- [Request] Return the records that follow, matching each one exactly.

- [Stored rows]
○ ○ ○ ○ ○ ○ ○

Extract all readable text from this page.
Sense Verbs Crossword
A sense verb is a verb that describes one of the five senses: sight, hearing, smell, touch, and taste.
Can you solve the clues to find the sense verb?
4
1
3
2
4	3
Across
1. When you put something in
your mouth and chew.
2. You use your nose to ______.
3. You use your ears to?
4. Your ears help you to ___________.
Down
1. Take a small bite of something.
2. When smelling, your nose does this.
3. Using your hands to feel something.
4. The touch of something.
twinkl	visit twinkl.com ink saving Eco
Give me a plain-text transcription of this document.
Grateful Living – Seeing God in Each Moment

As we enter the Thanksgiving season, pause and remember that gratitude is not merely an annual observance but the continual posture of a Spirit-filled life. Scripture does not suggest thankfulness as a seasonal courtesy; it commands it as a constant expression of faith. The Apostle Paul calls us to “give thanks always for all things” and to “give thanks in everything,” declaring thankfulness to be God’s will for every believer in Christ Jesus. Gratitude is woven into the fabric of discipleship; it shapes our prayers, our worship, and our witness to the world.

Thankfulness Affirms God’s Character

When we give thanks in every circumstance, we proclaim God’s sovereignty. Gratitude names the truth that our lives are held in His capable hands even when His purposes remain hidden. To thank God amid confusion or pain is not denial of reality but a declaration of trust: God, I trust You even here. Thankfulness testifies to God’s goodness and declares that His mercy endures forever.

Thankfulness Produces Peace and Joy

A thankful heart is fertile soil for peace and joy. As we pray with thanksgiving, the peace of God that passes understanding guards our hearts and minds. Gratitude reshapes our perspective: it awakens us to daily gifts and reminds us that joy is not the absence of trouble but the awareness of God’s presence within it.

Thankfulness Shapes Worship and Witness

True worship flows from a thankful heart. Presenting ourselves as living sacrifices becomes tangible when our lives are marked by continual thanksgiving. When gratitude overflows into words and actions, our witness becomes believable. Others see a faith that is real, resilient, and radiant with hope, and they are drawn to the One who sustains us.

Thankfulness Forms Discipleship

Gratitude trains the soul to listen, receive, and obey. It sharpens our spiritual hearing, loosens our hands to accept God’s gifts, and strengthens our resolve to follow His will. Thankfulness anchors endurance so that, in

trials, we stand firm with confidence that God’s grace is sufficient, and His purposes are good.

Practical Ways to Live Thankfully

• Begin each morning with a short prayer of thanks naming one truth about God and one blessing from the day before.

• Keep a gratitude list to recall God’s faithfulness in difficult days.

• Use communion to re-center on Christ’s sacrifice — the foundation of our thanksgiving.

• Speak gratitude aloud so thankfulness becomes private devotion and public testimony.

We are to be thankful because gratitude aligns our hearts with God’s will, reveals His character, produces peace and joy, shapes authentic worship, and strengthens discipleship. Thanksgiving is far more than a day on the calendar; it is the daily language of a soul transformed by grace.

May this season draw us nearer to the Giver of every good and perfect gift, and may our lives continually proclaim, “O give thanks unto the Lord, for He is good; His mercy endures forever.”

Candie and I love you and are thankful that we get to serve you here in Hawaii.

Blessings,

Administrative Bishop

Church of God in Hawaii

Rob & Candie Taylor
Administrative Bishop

○ ○ ○ ○ ○ ○ ○

- [Answer below]
Extract all readable text from this page.
Sense Verbs Crossword
A sense verb is a verb that describes one of the five senses: sight, hearing, smell, touch, and taste.
Can you solve the clues to find the sense verb?
4
1
3
2
4	3
Across
1. When you put something in
your mouth and chew.
2. You use your nose to ______.
3. You use your ears to?
4. Your ears help you to ___________.
Down
1. Take a small bite of something.
2. When smelling, your nose does this.
3. Using your hands to feel something.
4. The touch of something.
twinkl	visit twinkl.com ink saving Eco
Give me a plain-text transcription of this document.
Grateful Living – Seeing God in Each Moment

As we enter the Thanksgiving season, pause and remember that gratitude is not merely an annual observance but the continual posture of a Spirit-filled life. Scripture does not suggest thankfulness as a seasonal courtesy; it commands it as a constant expression of faith. The Apostle Paul calls us to “give thanks always for all things” and to “give thanks in everything,” declaring thankfulness to be God’s will for every believer in Christ Jesus. Gratitude is woven into the fabric of discipleship; it shapes our prayers, our worship, and our witness to the world.

Thankfulness Affirms God’s Character

When we give thanks in every circumstance, we proclaim God’s sovereignty. Gratitude names the truth that our lives are held in His capable hands even when His purposes remain hidden. To thank God amid confusion or pain is not denial of reality but a declaration of trust: God, I trust You even here. Thankfulness testifies to God’s goodness and declares that His mercy endures forever.

Thankfulness Produces Peace and Joy

A thankful heart is fertile soil for peace and joy. As we pray with thanksgiving, the peace of God that passes understanding guards our hearts and minds. Gratitude reshapes our perspective: it awakens us to daily gifts and reminds us that joy is not the absence of trouble but the awareness of God’s presence within it.

Thankfulness Shapes Worship and Witness

True worship flows from a thankful heart. Presenting ourselves as living sacrifices becomes tangible when our lives are marked by continual thanksgiving. When gratitude overflows into words and actions, our witness becomes believable. Others see a faith that is real, resilient, and radiant with hope, and they are drawn to the One who sustains us.

Thankfulness Forms Discipleship

Gratitude trains the soul to listen, receive, and obey. It sharpens our spiritual hearing, loosens our hands to accept God’s gifts, and strengthens our resolve to follow His will. Thankfulness anchors endurance so that, in

trials, we stand firm with confidence that God’s grace is sufficient, and His purposes are good.

Practical Ways to Live Thankfully

• Begin each morning with a short prayer of thanks naming one truth about God and one blessing from the day before.

• Keep a gratitude list to recall God’s faithfulness in difficult days.

• Use communion to re-center on Christ’s sacrifice — the foundation of our thanksgiving.

• Speak gratitude aloud so thankfulness becomes private devotion and public testimony.

We are to be thankful because gratitude aligns our hearts with God’s will, reveals His character, produces peace and joy, shapes authentic worship, and strengthens discipleship. Thanksgiving is far more than a day on the calendar; it is the daily language of a soul transformed by grace.

May this season draw us nearer to the Giver of every good and perfect gift, and may our lives continually proclaim, “O give thanks unto the Lord, for He is good; His mercy endures forever.”

Candie and I love you and are thankful that we get to serve you here in Hawaii.

Blessings,

Administrative Bishop

Church of God in Hawaii

Rob & Candie Taylor
Administrative Bishop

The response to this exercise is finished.